The lines to be set down run from the line containing "What does this" through the final line of the data below; print them exactly and print nothing else.

(Recorded data)
------------------------------------------------------------------------

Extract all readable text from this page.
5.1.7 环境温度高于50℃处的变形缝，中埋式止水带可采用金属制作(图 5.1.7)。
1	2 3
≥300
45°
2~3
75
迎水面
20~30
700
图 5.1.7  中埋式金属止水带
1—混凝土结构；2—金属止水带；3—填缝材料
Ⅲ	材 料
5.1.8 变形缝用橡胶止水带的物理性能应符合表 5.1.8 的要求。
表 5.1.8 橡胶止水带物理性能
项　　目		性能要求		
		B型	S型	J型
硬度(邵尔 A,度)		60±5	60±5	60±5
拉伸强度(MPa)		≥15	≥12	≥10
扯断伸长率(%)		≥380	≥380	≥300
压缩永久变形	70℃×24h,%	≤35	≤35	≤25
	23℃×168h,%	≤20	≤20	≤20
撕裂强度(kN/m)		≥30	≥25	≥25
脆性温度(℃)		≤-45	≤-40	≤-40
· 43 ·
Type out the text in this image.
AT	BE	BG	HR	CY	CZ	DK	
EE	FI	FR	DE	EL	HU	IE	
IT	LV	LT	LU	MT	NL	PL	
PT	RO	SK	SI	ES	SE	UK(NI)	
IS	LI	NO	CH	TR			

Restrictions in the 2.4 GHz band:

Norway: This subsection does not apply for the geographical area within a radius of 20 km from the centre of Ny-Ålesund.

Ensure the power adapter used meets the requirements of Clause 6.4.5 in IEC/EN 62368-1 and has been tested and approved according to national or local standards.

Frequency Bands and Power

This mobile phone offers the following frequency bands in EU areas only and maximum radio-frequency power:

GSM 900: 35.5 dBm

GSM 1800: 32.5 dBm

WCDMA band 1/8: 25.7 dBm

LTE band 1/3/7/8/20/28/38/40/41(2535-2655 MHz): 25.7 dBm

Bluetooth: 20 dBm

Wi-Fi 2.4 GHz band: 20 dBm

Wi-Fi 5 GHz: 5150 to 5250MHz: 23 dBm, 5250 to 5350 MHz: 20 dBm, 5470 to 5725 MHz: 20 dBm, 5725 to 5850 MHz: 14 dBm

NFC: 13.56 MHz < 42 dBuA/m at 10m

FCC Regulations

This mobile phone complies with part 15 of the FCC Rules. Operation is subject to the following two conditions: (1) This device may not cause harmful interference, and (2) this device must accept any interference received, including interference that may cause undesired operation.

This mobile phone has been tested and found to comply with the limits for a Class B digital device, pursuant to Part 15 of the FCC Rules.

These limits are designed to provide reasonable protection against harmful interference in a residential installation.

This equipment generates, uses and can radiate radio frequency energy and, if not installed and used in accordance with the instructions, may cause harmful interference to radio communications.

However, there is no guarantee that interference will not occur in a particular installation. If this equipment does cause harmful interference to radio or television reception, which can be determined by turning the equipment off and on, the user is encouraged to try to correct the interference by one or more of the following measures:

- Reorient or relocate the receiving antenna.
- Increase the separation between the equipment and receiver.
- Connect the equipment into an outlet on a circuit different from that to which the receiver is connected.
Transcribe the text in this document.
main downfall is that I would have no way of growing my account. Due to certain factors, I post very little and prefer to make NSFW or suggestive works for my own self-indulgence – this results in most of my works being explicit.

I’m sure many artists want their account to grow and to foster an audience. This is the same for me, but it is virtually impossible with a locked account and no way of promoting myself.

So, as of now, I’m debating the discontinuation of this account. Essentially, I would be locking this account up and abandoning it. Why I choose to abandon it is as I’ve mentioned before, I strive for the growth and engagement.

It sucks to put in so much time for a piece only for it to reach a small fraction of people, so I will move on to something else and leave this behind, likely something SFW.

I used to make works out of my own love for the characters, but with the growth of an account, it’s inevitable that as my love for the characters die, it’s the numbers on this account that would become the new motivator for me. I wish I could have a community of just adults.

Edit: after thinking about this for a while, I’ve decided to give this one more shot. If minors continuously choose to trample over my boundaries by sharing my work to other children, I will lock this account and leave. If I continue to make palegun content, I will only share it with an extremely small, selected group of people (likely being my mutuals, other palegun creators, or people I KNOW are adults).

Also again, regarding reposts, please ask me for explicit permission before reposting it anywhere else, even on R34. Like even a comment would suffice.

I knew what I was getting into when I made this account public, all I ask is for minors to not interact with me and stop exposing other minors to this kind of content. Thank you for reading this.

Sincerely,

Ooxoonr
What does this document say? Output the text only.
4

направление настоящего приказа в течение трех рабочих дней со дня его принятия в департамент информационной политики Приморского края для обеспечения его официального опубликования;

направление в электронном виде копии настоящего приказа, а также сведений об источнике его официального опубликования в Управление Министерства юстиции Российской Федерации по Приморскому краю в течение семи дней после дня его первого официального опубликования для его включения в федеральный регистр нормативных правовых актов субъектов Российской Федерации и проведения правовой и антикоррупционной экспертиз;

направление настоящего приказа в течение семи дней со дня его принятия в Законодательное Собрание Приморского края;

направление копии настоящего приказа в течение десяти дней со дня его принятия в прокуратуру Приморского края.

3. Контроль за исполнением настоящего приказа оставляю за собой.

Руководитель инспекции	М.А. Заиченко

------------------------------------------------------------------------

◆ Solution to the exercise ◆
What does this document say? Output the text only.
4

направление настоящего приказа в течение трех рабочих дней со дня его принятия в департамент информационной политики Приморского края для обеспечения его официального опубликования;

направление в электронном виде копии настоящего приказа, а также сведений об источнике его официального опубликования в Управление Министерства юстиции Российской Федерации по Приморскому краю в течение семи дней после дня его первого официального опубликования для его включения в федеральный регистр нормативных правовых актов субъектов Российской Федерации и проведения правовой и антикоррупционной экспертиз;

направление настоящего приказа в течение семи дней со дня его принятия в Законодательное Собрание Приморского края;

направление копии настоящего приказа в течение десяти дней со дня его принятия в прокуратуру Приморского края.

3. Контроль за исполнением настоящего приказа оставляю за собой.

Руководитель инспекции	М.А. Заиченко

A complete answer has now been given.